Without skipping anything, write out each record below exactly.

● GIVEN RECORDS:

========

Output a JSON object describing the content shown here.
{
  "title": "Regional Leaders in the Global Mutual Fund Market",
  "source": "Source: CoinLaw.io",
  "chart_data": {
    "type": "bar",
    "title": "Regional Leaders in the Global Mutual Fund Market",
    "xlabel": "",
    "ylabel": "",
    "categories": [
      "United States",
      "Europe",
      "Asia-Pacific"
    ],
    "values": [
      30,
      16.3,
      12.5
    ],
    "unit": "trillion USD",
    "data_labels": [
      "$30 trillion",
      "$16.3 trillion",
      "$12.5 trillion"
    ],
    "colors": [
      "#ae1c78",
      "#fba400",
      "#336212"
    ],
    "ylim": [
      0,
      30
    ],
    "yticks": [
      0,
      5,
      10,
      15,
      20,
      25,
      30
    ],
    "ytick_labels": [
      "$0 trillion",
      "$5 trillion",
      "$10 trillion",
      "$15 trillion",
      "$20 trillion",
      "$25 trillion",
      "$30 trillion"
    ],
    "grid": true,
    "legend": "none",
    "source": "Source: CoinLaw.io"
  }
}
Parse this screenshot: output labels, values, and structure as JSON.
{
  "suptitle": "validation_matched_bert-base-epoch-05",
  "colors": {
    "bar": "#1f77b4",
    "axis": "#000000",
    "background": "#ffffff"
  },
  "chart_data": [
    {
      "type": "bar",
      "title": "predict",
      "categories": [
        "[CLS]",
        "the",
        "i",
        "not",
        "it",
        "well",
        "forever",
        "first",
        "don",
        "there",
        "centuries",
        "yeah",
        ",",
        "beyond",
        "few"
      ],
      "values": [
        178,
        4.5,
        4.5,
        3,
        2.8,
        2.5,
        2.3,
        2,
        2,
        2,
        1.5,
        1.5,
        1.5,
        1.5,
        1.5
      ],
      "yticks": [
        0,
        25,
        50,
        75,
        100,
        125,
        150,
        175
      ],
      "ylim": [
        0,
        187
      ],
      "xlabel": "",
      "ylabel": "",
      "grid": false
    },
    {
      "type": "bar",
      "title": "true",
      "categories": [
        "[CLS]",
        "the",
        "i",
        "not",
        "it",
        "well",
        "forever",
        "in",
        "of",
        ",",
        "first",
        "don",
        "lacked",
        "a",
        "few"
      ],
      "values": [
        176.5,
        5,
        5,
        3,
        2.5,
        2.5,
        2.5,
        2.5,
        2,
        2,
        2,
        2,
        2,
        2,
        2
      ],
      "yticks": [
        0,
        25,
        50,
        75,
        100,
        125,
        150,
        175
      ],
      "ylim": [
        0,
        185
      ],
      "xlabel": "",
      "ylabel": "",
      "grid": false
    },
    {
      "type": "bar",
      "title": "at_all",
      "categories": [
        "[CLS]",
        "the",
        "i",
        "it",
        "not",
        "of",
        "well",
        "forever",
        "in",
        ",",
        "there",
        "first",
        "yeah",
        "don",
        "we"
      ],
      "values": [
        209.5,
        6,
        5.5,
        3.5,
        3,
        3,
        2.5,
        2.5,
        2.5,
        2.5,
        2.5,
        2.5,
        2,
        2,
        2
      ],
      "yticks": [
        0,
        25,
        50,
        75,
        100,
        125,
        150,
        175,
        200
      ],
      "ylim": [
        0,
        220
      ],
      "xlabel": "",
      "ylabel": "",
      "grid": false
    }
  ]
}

========

● WRITTEN RESPONSE:
Output a JSON object describing the content shown here.
{
  "title": "Regional Leaders in the Global Mutual Fund Market",
  "source": "Source: CoinLaw.io",
  "chart_data": {
    "type": "bar",
    "title": "Regional Leaders in the Global Mutual Fund Market",
    "xlabel": "",
    "ylabel": "",
    "categories": [
      "United States",
      "Europe",
      "Asia-Pacific"
    ],
    "values": [
      30,
      16.3,
      12.5
    ],
    "unit": "trillion USD",
    "data_labels": [
      "$30 trillion",
      "$16.3 trillion",
      "$12.5 trillion"
    ],
    "colors": [
      "#ae1c78",
      "#fba400",
      "#336212"
    ],
    "ylim": [
      0,
      30
    ],
    "yticks": [
      0,
      5,
      10,
      15,
      20,
      25,
      30
    ],
    "ytick_labels": [
      "$0 trillion",
      "$5 trillion",
      "$10 trillion",
      "$15 trillion",
      "$20 trillion",
      "$25 trillion",
      "$30 trillion"
    ],
    "grid": true,
    "legend": "none",
    "source": "Source: CoinLaw.io"
  }
}
Parse this screenshot: output labels, values, and structure as JSON.
{
  "suptitle": "validation_matched_bert-base-epoch-05",
  "colors": {
    "bar": "#1f77b4",
    "axis": "#000000",
    "background": "#ffffff"
  },
  "chart_data": [
    {
      "type": "bar",
      "title": "predict",
      "categories": [
        "[CLS]",
        "the",
        "i",
        "not",
        "it",
        "well",
        "forever",
        "first",
        "don",
        "there",
        "centuries",
        "yeah",
        ",",
        "beyond",
        "few"
      ],
      "values": [
        178,
        4.5,
        4.5,
        3,
        2.8,
        2.5,
        2.3,
        2,
        2,
        2,
        1.5,
        1.5,
        1.5,
        1.5,
        1.5
      ],
      "yticks": [
        0,
        25,
        50,
        75,
        100,
        125,
        150,
        175
      ],
      "ylim": [
        0,
        187
      ],
      "xlabel": "",
      "ylabel": "",
      "grid": false
    },
    {
      "type": "bar",
      "title": "true",
      "categories": [
        "[CLS]",
        "the",
        "i",
        "not",
        "it",
        "well",
        "forever",
        "in",
        "of",
        ",",
        "first",
        "don",
        "lacked",
        "a",
        "few"
      ],
      "values": [
        176.5,
        5,
        5,
        3,
        2.5,
        2.5,
        2.5,
        2.5,
        2,
        2,
        2,
        2,
        2,
        2,
        2
      ],
      "yticks": [
        0,
        25,
        50,
        75,
        100,
        125,
        150,
        175
      ],
      "ylim": [
        0,
        185
      ],
      "xlabel": "",
      "ylabel": "",
      "grid": false
    },
    {
      "type": "bar",
      "title": "at_all",
      "categories": [
        "[CLS]",
        "the",
        "i",
        "it",
        "not",
        "of",
        "well",
        "forever",
        "in",
        ",",
        "there",
        "first",
        "yeah",
        "don",
        "we"
      ],
      "values": [
        209.5,
        6,
        5.5,
        3.5,
        3,
        3,
        2.5,
        2.5,
        2.5,
        2.5,
        2.5,
        2.5,
        2,
        2,
        2
      ],
      "yticks": [
        0,
        25,
        50,
        75,
        100,
        125,
        150,
        175,
        200
      ],
      "ylim": [
        0,
        220
      ],
      "xlabel": "",
      "ylabel": "",
      "grid": false
    }
  ]
}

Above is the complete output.